▶ [Work required]: Return all of the data below word for word, leaving the pictures out of your answer.

▶ [Input for this task]:
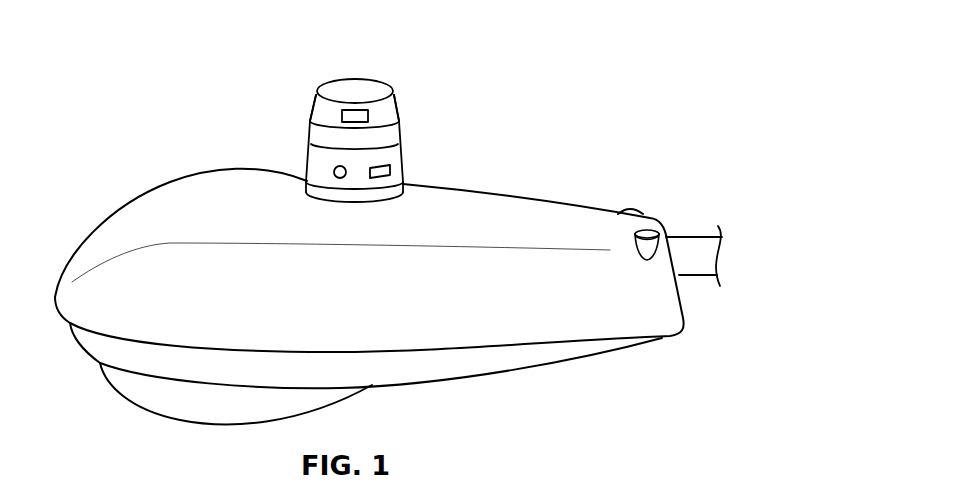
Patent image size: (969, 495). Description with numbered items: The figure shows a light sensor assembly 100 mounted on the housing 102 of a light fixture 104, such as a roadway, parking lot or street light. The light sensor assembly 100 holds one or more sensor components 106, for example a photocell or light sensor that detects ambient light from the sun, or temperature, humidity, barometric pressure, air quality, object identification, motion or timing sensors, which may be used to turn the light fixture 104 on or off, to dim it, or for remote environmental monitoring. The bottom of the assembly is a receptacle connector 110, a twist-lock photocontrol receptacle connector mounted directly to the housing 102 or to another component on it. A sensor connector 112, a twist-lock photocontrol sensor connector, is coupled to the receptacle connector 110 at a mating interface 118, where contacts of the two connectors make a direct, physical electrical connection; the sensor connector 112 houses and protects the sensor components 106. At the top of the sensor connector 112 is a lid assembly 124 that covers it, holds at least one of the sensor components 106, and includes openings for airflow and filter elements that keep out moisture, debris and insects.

The light sensor assembly 100 is at (312, 77).
The housing 102 is at (540, 242).
The light fixture 104 is at (497, 192).
The sensor components 106 is at (338, 163).
The receptacle connector 110 is at (317, 188).
The sensor connector 112 is at (327, 158).
The mating interface 118 is at (403, 176).
The lid assembly 124 is at (369, 116).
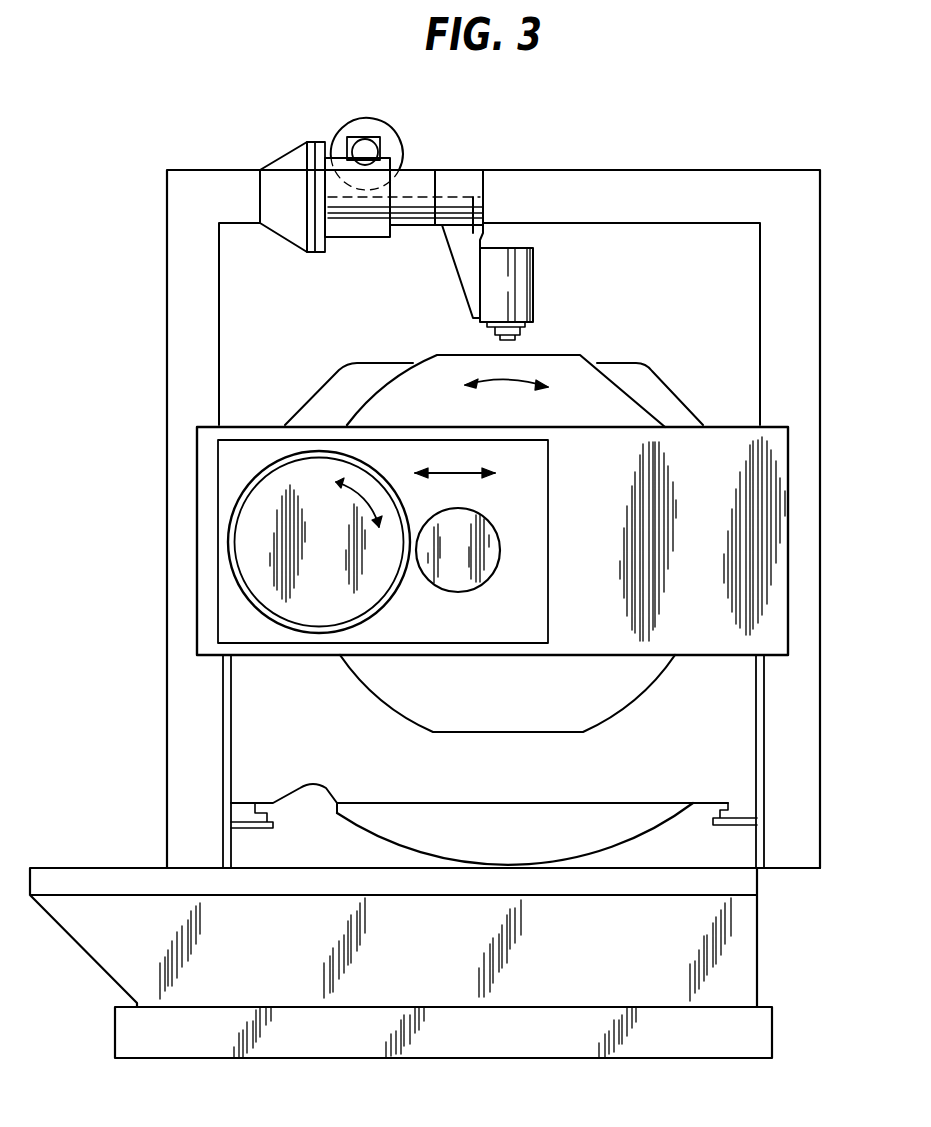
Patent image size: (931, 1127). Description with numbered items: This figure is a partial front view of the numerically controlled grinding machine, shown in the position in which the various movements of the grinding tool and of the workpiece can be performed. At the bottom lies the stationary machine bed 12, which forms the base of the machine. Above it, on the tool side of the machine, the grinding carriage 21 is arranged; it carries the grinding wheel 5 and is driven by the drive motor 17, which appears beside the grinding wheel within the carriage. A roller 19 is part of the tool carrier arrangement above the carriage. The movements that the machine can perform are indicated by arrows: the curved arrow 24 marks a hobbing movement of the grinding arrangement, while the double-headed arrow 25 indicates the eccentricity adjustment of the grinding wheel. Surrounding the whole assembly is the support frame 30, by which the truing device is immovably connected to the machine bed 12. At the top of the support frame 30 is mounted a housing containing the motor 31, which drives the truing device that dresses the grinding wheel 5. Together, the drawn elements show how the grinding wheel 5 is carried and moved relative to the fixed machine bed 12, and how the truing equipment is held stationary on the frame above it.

The grinding wheel 5 is at (255, 568).
The machine bed 12 is at (602, 949).
The drive motor 17 is at (487, 543).
The roller 19 is at (615, 390).
The grinding carriage 21 is at (233, 462).
The arrow indicating hobbing movement 24 is at (493, 382).
The double-headed arrow indicating eccentricity adjustment 25 is at (445, 472).
The support frame 30 is at (805, 352).
The motor 31 is at (517, 275).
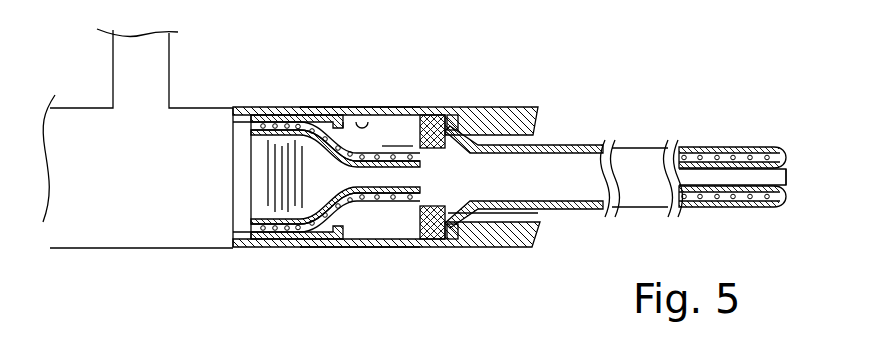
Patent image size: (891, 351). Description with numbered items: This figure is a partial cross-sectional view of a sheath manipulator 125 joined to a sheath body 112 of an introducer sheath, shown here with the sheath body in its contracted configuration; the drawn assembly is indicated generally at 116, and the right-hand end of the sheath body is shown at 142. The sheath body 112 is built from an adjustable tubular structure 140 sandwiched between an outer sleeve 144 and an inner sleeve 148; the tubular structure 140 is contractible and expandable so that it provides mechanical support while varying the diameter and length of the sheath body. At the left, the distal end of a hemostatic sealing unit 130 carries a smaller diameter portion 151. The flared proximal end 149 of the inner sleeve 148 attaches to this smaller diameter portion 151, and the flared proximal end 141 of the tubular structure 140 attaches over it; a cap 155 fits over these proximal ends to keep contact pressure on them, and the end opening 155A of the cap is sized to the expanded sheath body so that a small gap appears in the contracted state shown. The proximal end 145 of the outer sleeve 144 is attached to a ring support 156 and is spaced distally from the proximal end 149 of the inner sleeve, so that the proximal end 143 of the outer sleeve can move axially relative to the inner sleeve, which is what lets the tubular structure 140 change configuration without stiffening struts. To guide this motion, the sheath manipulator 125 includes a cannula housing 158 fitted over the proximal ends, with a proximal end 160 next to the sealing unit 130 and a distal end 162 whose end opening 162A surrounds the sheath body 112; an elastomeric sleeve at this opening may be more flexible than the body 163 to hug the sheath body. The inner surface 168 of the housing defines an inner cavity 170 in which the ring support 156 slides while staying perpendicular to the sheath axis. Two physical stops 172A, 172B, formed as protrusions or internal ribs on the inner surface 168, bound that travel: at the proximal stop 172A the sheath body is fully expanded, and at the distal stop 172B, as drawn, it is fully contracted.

▶ [Full solution]:
Patent image size: (969, 495). Description with numbered items: The figure shows a light sensor assembly 100 mounted on the housing 102 of a light fixture 104, such as a roadway, parking lot or street light. The light sensor assembly 100 holds one or more sensor components 106, for example a photocell or light sensor that detects ambient light from the sun, or temperature, humidity, barometric pressure, air quality, object identification, motion or timing sensors, which may be used to turn the light fixture 104 on or off, to dim it, or for remote environmental monitoring. The bottom of the assembly is a receptacle connector 110, a twist-lock photocontrol receptacle connector mounted directly to the housing 102 or to another component on it. A sensor connector 112, a twist-lock photocontrol sensor connector, is coupled to the receptacle connector 110 at a mating interface 118, where contacts of the two connectors make a direct, physical electrical connection; the sensor connector 112 houses and protects the sensor components 106. At the top of the sensor connector 112 is a lid assembly 124 that covers it, holds at least one of the sensor components 106, and includes openings for airflow and filter elements that keep out moisture, debris and insects.

The light sensor assembly 100 is at (312, 77).
The housing 102 is at (540, 242).
The light fixture 104 is at (497, 192).
The sensor components 106 is at (338, 163).
The receptacle connector 110 is at (317, 188).
The sensor connector 112 is at (327, 158).
The mating interface 118 is at (403, 176).
The lid assembly 124 is at (369, 116).
Patent image size: (931, 1127). Description with numbered items: This figure is a partial front view of the numerically controlled grinding machine, shown in the position in which the various movements of the grinding tool and of the workpiece can be performed. At the bottom lies the stationary machine bed 12, which forms the base of the machine. Above it, on the tool side of the machine, the grinding carriage 21 is arranged; it carries the grinding wheel 5 and is driven by the drive motor 17, which appears beside the grinding wheel within the carriage. A roller 19 is part of the tool carrier arrangement above the carriage. The movements that the machine can perform are indicated by arrows: the curved arrow 24 marks a hobbing movement of the grinding arrangement, while the double-headed arrow 25 indicates the eccentricity adjustment of the grinding wheel. Surrounding the whole assembly is the support frame 30, by which the truing device is immovably connected to the machine bed 12. At the top of the support frame 30 is mounted a housing containing the motor 31, which drives the truing device that dresses the grinding wheel 5. Together, the drawn elements show how the grinding wheel 5 is carried and moved relative to the fixed machine bed 12, and how the truing equipment is held stationary on the frame above it.

The grinding wheel 5 is at (255, 568).
The machine bed 12 is at (602, 949).
The drive motor 17 is at (487, 543).
The roller 19 is at (615, 390).
The grinding carriage 21 is at (233, 462).
The arrow indicating hobbing movement 24 is at (493, 382).
The double-headed arrow indicating eccentricity adjustment 25 is at (445, 472).
The support frame 30 is at (805, 352).
The motor 31 is at (517, 275).
Patent image size: (891, 351). Description with numbered items: This figure is a partial cross-sectional view of a sheath manipulator 125 joined to a sheath body 112 of an introducer sheath, shown here with the sheath body in its contracted configuration; the drawn assembly is indicated generally at 116, and the right-hand end of the sheath body is shown at 142. The sheath body 112 is built from an adjustable tubular structure 140 sandwiched between an outer sleeve 144 and an inner sleeve 148; the tubular structure 140 is contractible and expandable so that it provides mechanical support while varying the diameter and length of the sheath body. At the left, the distal end of a hemostatic sealing unit 130 carries a smaller diameter portion 151. The flared proximal end 149 of the inner sleeve 148 attaches to this smaller diameter portion 151, and the flared proximal end 141 of the tubular structure 140 attaches over it; a cap 155 fits over these proximal ends to keep contact pressure on them, and the end opening 155A of the cap is sized to the expanded sheath body so that a small gap appears in the contracted state shown. The proximal end 145 of the outer sleeve 144 is attached to a ring support 156 and is spaced distally from the proximal end 149 of the inner sleeve, so that the proximal end 143 of the outer sleeve can move axially relative to the inner sleeve, which is what lets the tubular structure 140 change configuration without stiffening struts. To guide this motion, the sheath manipulator 125 includes a cannula housing 158 fitted over the proximal ends, with a proximal end 160 next to the sealing unit 130 and a distal end 162 whose end opening 162A surrounds the sheath body 112; an elastomeric sleeve at this opening may be more flexible than the body 163 to hug the sheath body. The inner surface 168 of the housing defines an inner cavity 170 in which the ring support 156 slides while staying perpendicular to the sheath axis. Two physical stops 172A, 172B, formed as protrusions or internal ribs on the inner surface 168, bound that travel: at the proximal stop 172A the sheath body is fully expanded, and at the distal stop 172B, as drawn, it is fully contracted.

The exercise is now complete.